[Dataset excerpt]
★ ★ ★ ★ ★
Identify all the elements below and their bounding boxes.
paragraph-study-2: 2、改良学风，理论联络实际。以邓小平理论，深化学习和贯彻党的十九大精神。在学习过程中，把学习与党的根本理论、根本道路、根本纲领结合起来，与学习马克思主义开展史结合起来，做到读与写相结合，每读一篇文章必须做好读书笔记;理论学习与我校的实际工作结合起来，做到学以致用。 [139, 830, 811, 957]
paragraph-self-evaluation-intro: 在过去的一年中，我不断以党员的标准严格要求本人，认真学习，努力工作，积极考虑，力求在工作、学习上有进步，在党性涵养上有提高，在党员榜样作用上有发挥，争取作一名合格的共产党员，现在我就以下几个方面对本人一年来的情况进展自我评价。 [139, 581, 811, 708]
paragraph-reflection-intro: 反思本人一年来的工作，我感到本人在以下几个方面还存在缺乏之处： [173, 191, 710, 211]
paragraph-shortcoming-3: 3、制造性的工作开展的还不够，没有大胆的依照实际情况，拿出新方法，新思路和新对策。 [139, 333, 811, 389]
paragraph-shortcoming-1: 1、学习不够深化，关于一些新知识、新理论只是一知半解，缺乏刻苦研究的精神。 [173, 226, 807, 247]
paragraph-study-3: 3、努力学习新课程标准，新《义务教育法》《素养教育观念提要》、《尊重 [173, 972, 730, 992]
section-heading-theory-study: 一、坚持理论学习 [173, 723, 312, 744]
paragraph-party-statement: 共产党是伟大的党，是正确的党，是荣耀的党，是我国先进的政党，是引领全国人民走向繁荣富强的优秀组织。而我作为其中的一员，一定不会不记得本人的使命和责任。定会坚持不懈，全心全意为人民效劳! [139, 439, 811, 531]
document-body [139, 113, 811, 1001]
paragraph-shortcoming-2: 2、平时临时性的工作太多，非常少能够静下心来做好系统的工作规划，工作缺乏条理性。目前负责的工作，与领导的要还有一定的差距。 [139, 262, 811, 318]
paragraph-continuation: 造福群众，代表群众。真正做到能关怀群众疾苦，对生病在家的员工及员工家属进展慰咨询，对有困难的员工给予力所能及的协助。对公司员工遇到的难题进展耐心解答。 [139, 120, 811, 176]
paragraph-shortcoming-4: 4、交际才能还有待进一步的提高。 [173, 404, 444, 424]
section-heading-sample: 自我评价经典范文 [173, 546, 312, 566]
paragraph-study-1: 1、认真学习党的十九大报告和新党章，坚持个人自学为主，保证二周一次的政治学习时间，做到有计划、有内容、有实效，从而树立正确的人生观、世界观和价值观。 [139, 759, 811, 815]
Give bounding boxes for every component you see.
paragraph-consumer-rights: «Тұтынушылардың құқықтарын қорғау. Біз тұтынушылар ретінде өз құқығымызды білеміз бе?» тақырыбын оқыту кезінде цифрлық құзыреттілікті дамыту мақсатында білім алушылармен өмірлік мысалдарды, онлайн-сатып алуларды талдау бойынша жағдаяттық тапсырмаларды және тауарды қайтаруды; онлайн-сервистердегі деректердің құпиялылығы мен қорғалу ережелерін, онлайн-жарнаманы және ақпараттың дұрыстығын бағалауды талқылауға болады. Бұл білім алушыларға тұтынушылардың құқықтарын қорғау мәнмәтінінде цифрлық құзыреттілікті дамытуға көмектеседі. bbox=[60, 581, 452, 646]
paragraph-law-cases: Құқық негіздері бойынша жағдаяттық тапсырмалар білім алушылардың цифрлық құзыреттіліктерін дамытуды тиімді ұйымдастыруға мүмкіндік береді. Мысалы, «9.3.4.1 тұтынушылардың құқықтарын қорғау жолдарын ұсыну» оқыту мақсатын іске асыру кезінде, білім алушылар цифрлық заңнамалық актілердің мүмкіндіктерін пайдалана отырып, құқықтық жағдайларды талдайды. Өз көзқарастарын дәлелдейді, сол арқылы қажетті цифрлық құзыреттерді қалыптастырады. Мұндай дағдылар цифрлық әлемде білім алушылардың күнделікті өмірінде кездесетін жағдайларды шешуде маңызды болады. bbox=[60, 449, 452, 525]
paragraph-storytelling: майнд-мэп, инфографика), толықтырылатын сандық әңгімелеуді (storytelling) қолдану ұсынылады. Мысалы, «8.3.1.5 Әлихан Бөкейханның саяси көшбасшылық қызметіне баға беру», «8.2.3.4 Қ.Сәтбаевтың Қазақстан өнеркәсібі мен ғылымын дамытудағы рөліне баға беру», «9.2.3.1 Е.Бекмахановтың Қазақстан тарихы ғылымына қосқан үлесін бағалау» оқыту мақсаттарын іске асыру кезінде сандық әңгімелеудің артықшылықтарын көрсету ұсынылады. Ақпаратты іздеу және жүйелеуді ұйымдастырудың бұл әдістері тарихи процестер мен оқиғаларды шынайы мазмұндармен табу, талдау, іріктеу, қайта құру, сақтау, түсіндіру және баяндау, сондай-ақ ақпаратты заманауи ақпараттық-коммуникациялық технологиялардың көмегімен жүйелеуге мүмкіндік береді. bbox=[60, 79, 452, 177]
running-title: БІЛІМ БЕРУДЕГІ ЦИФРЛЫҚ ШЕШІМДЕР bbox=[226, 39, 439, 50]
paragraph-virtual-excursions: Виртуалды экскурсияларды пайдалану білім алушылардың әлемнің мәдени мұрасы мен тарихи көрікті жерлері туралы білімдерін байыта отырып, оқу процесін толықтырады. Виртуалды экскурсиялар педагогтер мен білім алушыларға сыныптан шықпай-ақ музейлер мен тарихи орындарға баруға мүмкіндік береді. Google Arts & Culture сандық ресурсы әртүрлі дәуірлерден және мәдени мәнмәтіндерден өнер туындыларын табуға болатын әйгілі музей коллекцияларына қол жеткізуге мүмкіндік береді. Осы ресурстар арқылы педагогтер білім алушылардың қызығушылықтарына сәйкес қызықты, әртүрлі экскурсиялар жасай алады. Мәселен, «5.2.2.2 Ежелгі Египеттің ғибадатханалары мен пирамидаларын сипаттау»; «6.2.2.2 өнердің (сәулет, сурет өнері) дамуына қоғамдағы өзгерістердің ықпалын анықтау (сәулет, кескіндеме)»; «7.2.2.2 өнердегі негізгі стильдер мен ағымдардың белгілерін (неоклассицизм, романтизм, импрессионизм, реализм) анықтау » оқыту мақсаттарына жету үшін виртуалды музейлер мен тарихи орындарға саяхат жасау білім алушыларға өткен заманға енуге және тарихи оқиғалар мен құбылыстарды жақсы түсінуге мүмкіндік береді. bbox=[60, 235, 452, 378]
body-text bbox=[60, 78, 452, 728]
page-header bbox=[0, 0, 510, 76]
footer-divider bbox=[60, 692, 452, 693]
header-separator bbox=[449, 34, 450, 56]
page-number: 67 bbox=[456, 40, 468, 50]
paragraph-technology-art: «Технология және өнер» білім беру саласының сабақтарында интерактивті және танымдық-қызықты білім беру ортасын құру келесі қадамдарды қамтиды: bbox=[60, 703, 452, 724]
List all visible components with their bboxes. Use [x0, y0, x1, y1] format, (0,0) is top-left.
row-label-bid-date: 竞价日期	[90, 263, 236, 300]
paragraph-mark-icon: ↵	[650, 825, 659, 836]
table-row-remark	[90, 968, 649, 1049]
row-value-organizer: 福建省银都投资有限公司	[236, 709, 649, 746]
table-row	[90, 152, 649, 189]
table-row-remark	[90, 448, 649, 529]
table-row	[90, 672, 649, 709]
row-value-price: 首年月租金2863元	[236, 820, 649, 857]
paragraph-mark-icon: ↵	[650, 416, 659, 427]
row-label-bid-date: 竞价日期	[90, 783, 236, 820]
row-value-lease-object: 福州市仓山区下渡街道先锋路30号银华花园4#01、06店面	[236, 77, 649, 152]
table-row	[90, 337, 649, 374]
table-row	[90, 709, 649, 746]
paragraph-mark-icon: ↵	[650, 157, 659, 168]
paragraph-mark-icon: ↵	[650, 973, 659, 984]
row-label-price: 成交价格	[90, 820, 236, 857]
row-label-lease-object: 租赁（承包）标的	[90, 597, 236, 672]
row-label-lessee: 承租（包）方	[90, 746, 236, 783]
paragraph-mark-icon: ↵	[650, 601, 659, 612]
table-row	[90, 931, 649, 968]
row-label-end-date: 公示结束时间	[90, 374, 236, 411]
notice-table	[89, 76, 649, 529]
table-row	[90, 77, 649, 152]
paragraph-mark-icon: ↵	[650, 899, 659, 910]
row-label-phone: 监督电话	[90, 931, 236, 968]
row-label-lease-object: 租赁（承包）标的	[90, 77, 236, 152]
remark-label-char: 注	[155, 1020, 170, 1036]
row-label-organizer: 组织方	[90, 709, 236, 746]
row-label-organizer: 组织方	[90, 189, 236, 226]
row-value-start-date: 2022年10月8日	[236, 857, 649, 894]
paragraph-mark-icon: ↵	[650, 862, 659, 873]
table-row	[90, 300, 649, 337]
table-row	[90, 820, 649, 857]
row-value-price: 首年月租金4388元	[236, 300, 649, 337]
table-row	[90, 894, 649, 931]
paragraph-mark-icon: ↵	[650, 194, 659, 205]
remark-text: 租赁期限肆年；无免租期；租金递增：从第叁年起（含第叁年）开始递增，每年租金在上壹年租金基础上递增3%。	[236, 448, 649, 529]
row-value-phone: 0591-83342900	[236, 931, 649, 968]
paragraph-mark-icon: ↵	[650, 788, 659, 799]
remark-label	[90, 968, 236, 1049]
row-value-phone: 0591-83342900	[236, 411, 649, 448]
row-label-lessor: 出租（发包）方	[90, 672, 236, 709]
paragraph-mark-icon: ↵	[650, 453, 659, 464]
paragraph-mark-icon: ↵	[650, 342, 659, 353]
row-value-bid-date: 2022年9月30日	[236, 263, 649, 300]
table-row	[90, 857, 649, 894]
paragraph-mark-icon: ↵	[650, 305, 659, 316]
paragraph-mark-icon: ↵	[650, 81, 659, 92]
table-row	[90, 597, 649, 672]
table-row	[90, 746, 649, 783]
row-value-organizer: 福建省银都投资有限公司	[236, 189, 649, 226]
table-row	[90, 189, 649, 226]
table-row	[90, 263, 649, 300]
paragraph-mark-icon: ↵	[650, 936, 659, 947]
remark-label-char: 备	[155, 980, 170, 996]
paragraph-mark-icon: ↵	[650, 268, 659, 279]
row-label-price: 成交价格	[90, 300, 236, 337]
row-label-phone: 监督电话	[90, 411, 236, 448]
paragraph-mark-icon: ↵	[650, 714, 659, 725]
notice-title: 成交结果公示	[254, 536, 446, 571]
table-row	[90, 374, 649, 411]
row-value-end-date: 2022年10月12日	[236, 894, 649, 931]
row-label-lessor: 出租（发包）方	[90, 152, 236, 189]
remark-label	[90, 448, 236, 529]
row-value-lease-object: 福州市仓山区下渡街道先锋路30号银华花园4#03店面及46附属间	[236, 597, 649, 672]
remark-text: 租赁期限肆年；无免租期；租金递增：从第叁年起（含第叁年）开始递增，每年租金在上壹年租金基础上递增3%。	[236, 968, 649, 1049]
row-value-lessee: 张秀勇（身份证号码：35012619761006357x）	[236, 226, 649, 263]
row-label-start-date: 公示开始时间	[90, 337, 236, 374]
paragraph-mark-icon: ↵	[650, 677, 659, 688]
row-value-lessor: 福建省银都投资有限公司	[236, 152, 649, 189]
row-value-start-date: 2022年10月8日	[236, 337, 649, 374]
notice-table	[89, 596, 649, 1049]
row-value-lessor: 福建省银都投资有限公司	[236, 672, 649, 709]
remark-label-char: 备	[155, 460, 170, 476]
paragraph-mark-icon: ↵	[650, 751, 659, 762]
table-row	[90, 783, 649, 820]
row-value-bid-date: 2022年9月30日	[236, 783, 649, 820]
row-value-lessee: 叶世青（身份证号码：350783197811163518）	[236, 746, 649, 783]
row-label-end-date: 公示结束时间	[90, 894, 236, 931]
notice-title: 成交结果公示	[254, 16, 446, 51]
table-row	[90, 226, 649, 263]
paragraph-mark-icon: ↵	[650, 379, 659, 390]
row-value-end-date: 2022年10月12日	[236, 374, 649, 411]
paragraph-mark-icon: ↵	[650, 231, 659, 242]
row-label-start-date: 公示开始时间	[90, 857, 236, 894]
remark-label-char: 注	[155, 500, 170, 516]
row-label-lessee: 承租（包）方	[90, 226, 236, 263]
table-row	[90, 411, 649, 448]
★ ★ ★ ★ ★
(WHAT THE TASK ASKS):
Copy out the entries above word for word, from the first line through the line containing "439, 811, 531]".

(OUTPUT):
Identify all the elements below and their bounding boxes.
paragraph-study-2: 2、改良学风，理论联络实际。以邓小平理论，深化学习和贯彻党的十九大精神。在学习过程中，把学习与党的根本理论、根本道路、根本纲领结合起来，与学习马克思主义开展史结合起来，做到读与写相结合，每读一篇文章必须做好读书笔记;理论学习与我校的实际工作结合起来，做到学以致用。 [139, 830, 811, 957]
paragraph-self-evaluation-intro: 在过去的一年中，我不断以党员的标准严格要求本人，认真学习，努力工作，积极考虑，力求在工作、学习上有进步，在党性涵养上有提高，在党员榜样作用上有发挥，争取作一名合格的共产党员，现在我就以下几个方面对本人一年来的情况进展自我评价。 [139, 581, 811, 708]
paragraph-reflection-intro: 反思本人一年来的工作，我感到本人在以下几个方面还存在缺乏之处： [173, 191, 710, 211]
paragraph-shortcoming-3: 3、制造性的工作开展的还不够，没有大胆的依照实际情况，拿出新方法，新思路和新对策。 [139, 333, 811, 389]
paragraph-shortcoming-1: 1、学习不够深化，关于一些新知识、新理论只是一知半解，缺乏刻苦研究的精神。 [173, 226, 807, 247]
paragraph-study-3: 3、努力学习新课程标准，新《义务教育法》《素养教育观念提要》、《尊重 [173, 972, 730, 992]
section-heading-theory-study: 一、坚持理论学习 [173, 723, 312, 744]
paragraph-party-statement: 共产党是伟大的党，是正确的党，是荣耀的党，是我国先进的政党，是引领全国人民走向繁荣富强的优秀组织。而我作为其中的一员，一定不会不记得本人的使命和责任。定会坚持不懈，全心全意为人民效劳! [139, 439, 811, 531]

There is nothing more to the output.